Figure contents as structured data
━━━━━━

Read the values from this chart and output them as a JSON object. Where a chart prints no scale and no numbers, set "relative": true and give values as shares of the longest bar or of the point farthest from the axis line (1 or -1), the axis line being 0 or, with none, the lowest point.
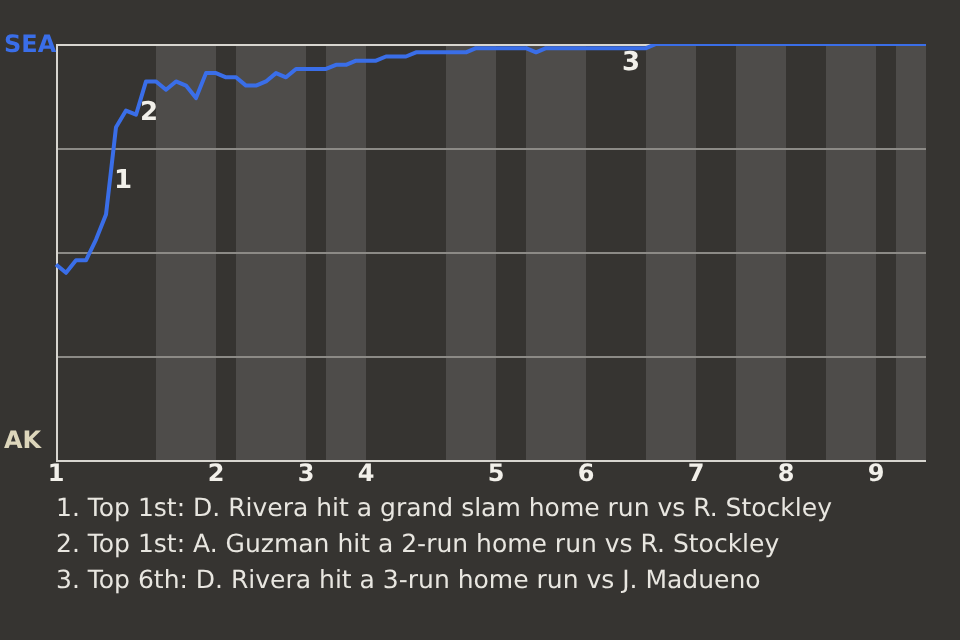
{
  "chart_data": {
    "type": "line",
    "relative": true,
    "categories": [
      "1",
      null,
      null,
      null,
      null,
      null,
      null,
      null,
      null,
      null,
      null,
      null,
      null,
      null,
      null,
      null,
      "2",
      null,
      null,
      null,
      null,
      null,
      null,
      null,
      null,
      "3",
      null,
      null,
      null,
      null,
      null,
      "4",
      null,
      null,
      null,
      null,
      null,
      null,
      null,
      null,
      null,
      null,
      null,
      null,
      "5",
      null,
      null,
      null,
      null,
      null,
      null,
      null,
      null,
      "6",
      null,
      null,
      null,
      null,
      null,
      null,
      null,
      null,
      null,
      null,
      "7",
      null,
      null,
      null,
      null,
      null,
      null,
      null,
      null,
      "8",
      null,
      null,
      null,
      null,
      null,
      null,
      null,
      null,
      "9",
      null,
      null,
      null,
      null,
      null
    ],
    "series": [
      {
        "color": "#3a6ee8",
        "values": [
          0.47,
          0.45,
          0.48,
          0.48,
          0.53,
          0.59,
          0.8,
          0.84,
          0.83,
          0.91,
          0.91,
          0.89,
          0.91,
          0.9,
          0.87,
          0.93,
          0.93,
          0.92,
          0.92,
          0.9,
          0.9,
          0.91,
          0.93,
          0.92,
          0.94,
          0.94,
          0.94,
          0.94,
          0.95,
          0.95,
          0.96,
          0.96,
          0.96,
          0.97,
          0.97,
          0.97,
          0.98,
          0.98,
          0.98,
          0.98,
          0.98,
          0.98,
          0.99,
          0.99,
          0.99,
          0.99,
          0.99,
          0.99,
          0.98,
          0.99,
          0.99,
          0.99,
          0.99,
          0.99,
          0.99,
          0.99,
          0.99,
          0.99,
          0.99,
          0.99,
          1,
          1,
          1,
          1,
          1,
          1,
          1,
          1,
          1,
          1,
          1,
          1,
          1,
          1,
          1,
          1,
          1,
          1,
          1,
          1,
          1,
          1,
          1,
          1,
          1,
          1,
          1,
          1
        ]
      }
    ],
    "annotations": [
      "SEA",
      "AK",
      "1",
      "2",
      "3",
      "1. Top 1st: D. Rivera hit a grand slam home run vs R. Stockley",
      "2. Top 1st: A. Guzman hit a 2-run home run vs R. Stockley",
      "3. Top 6th: D. Rivera hit a 3-run home run vs J. Madueno"
    ],
    "legend": false
  }
}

━━━━━━

The entries above are to be returned exactly, without their pictures.

Complete response
Read the values from this chart and output them as a JSON object. Where a chart prints no scale and no numbers, set "relative": true and give values as shares of the longest bar or of the point farthest from the axis line (1 or -1), the axis line being 0 or, with none, the lowest point.
{
  "chart_data": {
    "type": "line",
    "relative": true,
    "categories": [
      "1",
      null,
      null,
      null,
      null,
      null,
      null,
      null,
      null,
      null,
      null,
      null,
      null,
      null,
      null,
      null,
      "2",
      null,
      null,
      null,
      null,
      null,
      null,
      null,
      null,
      "3",
      null,
      null,
      null,
      null,
      null,
      "4",
      null,
      null,
      null,
      null,
      null,
      null,
      null,
      null,
      null,
      null,
      null,
      null,
      "5",
      null,
      null,
      null,
      null,
      null,
      null,
      null,
      null,
      "6",
      null,
      null,
      null,
      null,
      null,
      null,
      null,
      null,
      null,
      null,
      "7",
      null,
      null,
      null,
      null,
      null,
      null,
      null,
      null,
      "8",
      null,
      null,
      null,
      null,
      null,
      null,
      null,
      null,
      "9",
      null,
      null,
      null,
      null,
      null
    ],
    "series": [
      {
        "color": "#3a6ee8",
        "values": [
          0.47,
          0.45,
          0.48,
          0.48,
          0.53,
          0.59,
          0.8,
          0.84,
          0.83,
          0.91,
          0.91,
          0.89,
          0.91,
          0.9,
          0.87,
          0.93,
          0.93,
          0.92,
          0.92,
          0.9,
          0.9,
          0.91,
          0.93,
          0.92,
          0.94,
          0.94,
          0.94,
          0.94,
          0.95,
          0.95,
          0.96,
          0.96,
          0.96,
          0.97,
          0.97,
          0.97,
          0.98,
          0.98,
          0.98,
          0.98,
          0.98,
          0.98,
          0.99,
          0.99,
          0.99,
          0.99,
          0.99,
          0.99,
          0.98,
          0.99,
          0.99,
          0.99,
          0.99,
          0.99,
          0.99,
          0.99,
          0.99,
          0.99,
          0.99,
          0.99,
          1,
          1,
          1,
          1,
          1,
          1,
          1,
          1,
          1,
          1,
          1,
          1,
          1,
          1,
          1,
          1,
          1,
          1,
          1,
          1,
          1,
          1,
          1,
          1,
          1,
          1,
          1,
          1
        ]
      }
    ],
    "annotations": [
      "SEA",
      "AK",
      "1",
      "2",
      "3",
      "1. Top 1st: D. Rivera hit a grand slam home run vs R. Stockley",
      "2. Top 1st: A. Guzman hit a 2-run home run vs R. Stockley",
      "3. Top 6th: D. Rivera hit a 3-run home run vs J. Madueno"
    ],
    "legend": false
  }
}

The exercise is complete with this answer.